▶ _TASK TO COMPLETE_: Gather, from the data below, each line in which the word "денег" occurs.

---- DATA LISTING

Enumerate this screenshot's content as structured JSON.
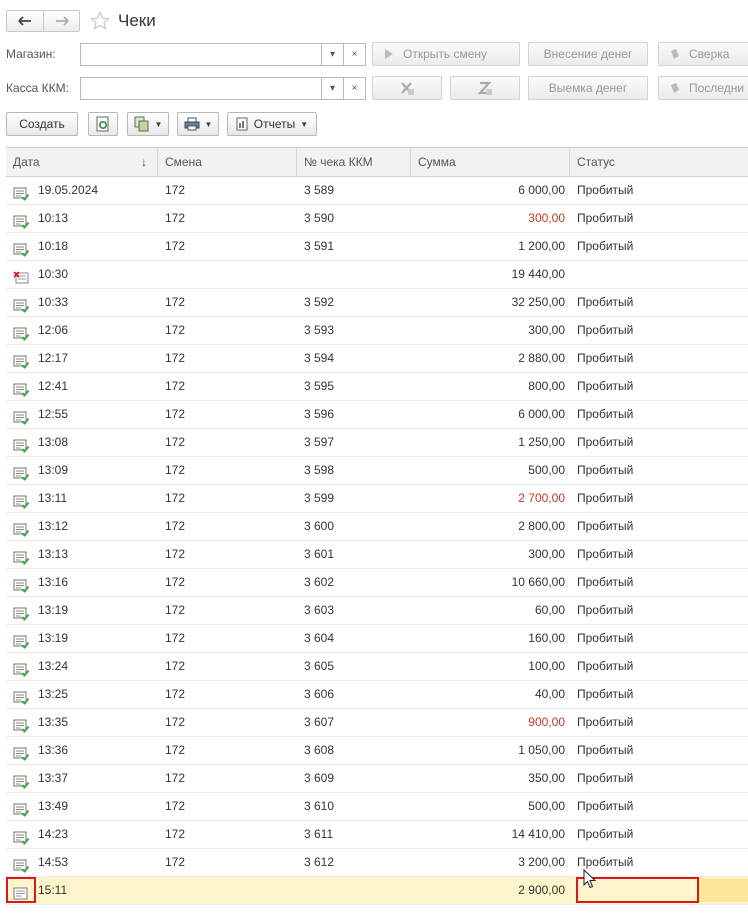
{
  "window": {
    "title": "Чеки"
  },
  "filters": {
    "shop_label": "Магазин:",
    "kkm_label": "Касса ККМ:",
    "shop_value": "",
    "kkm_value": ""
  },
  "actions": {
    "open_shift": "Открыть смену",
    "cash_in": "Внесение денег",
    "reconcile": "Сверка",
    "cash_out": "Выемка денег",
    "last": "Последни"
  },
  "toolbar": {
    "create": "Создать",
    "reports": "Отчеты"
  },
  "table": {
    "columns": [
      "Дата",
      "Смена",
      "№ чека ККМ",
      "Сумма",
      "Статус"
    ],
    "rows": [
      {
        "date": "19.05.2024",
        "shift": "172",
        "check": "3 589",
        "sum": "6 000,00",
        "status": "Пробитый",
        "icon": "check-ok-icon",
        "neg": false
      },
      {
        "date": "10:13",
        "shift": "172",
        "check": "3 590",
        "sum": "300,00",
        "status": "Пробитый",
        "icon": "check-ok-icon",
        "neg": true
      },
      {
        "date": "10:18",
        "shift": "172",
        "check": "3 591",
        "sum": "1 200,00",
        "status": "Пробитый",
        "icon": "check-ok-icon",
        "neg": false
      },
      {
        "date": "10:30",
        "shift": "",
        "check": "",
        "sum": "19 440,00",
        "status": "",
        "icon": "check-deleted-icon",
        "neg": false
      },
      {
        "date": "10:33",
        "shift": "172",
        "check": "3 592",
        "sum": "32 250,00",
        "status": "Пробитый",
        "icon": "check-ok-icon",
        "neg": false
      },
      {
        "date": "12:06",
        "shift": "172",
        "check": "3 593",
        "sum": "300,00",
        "status": "Пробитый",
        "icon": "check-ok-icon",
        "neg": false
      },
      {
        "date": "12:17",
        "shift": "172",
        "check": "3 594",
        "sum": "2 880,00",
        "status": "Пробитый",
        "icon": "check-ok-icon",
        "neg": false
      },
      {
        "date": "12:41",
        "shift": "172",
        "check": "3 595",
        "sum": "800,00",
        "status": "Пробитый",
        "icon": "check-ok-icon",
        "neg": false
      },
      {
        "date": "12:55",
        "shift": "172",
        "check": "3 596",
        "sum": "6 000,00",
        "status": "Пробитый",
        "icon": "check-ok-icon",
        "neg": false
      },
      {
        "date": "13:08",
        "shift": "172",
        "check": "3 597",
        "sum": "1 250,00",
        "status": "Пробитый",
        "icon": "check-ok-icon",
        "neg": false
      },
      {
        "date": "13:09",
        "shift": "172",
        "check": "3 598",
        "sum": "500,00",
        "status": "Пробитый",
        "icon": "check-ok-icon",
        "neg": false
      },
      {
        "date": "13:11",
        "shift": "172",
        "check": "3 599",
        "sum": "2 700,00",
        "status": "Пробитый",
        "icon": "check-ok-icon",
        "neg": true
      },
      {
        "date": "13:12",
        "shift": "172",
        "check": "3 600",
        "sum": "2 800,00",
        "status": "Пробитый",
        "icon": "check-ok-icon",
        "neg": false
      },
      {
        "date": "13:13",
        "shift": "172",
        "check": "3 601",
        "sum": "300,00",
        "status": "Пробитый",
        "icon": "check-ok-icon",
        "neg": false
      },
      {
        "date": "13:16",
        "shift": "172",
        "check": "3 602",
        "sum": "10 660,00",
        "status": "Пробитый",
        "icon": "check-ok-icon",
        "neg": false
      },
      {
        "date": "13:19",
        "shift": "172",
        "check": "3 603",
        "sum": "60,00",
        "status": "Пробитый",
        "icon": "check-ok-icon",
        "neg": false
      },
      {
        "date": "13:19",
        "shift": "172",
        "check": "3 604",
        "sum": "160,00",
        "status": "Пробитый",
        "icon": "check-ok-icon",
        "neg": false
      },
      {
        "date": "13:24",
        "shift": "172",
        "check": "3 605",
        "sum": "100,00",
        "status": "Пробитый",
        "icon": "check-ok-icon",
        "neg": false
      },
      {
        "date": "13:25",
        "shift": "172",
        "check": "3 606",
        "sum": "40,00",
        "status": "Пробитый",
        "icon": "check-ok-icon",
        "neg": false
      },
      {
        "date": "13:35",
        "shift": "172",
        "check": "3 607",
        "sum": "900,00",
        "status": "Пробитый",
        "icon": "check-ok-icon",
        "neg": true
      },
      {
        "date": "13:36",
        "shift": "172",
        "check": "3 608",
        "sum": "1 050,00",
        "status": "Пробитый",
        "icon": "check-ok-icon",
        "neg": false
      },
      {
        "date": "13:37",
        "shift": "172",
        "check": "3 609",
        "sum": "350,00",
        "status": "Пробитый",
        "icon": "check-ok-icon",
        "neg": false
      },
      {
        "date": "13:49",
        "shift": "172",
        "check": "3 610",
        "sum": "500,00",
        "status": "Пробитый",
        "icon": "check-ok-icon",
        "neg": false
      },
      {
        "date": "14:23",
        "shift": "172",
        "check": "3 611",
        "sum": "14 410,00",
        "status": "Пробитый",
        "icon": "check-ok-icon",
        "neg": false
      },
      {
        "date": "14:53",
        "shift": "172",
        "check": "3 612",
        "sum": "3 200,00",
        "status": "Пробитый",
        "icon": "check-ok-icon",
        "neg": false
      },
      {
        "date": "15:11",
        "shift": "",
        "check": "",
        "sum": "2 900,00",
        "status": "",
        "icon": "check-draft-icon",
        "neg": false,
        "selected": true
      }
    ]
  },
  "colors": {
    "negative": "#c0392b",
    "selected_row": "#fdf6cc",
    "highlight_box": "#d9171e"
  }
}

--------

▶ _TASK ANSWER_:
    "cash_in": "Внесение денег",
    "cash_out": "Выемка денег",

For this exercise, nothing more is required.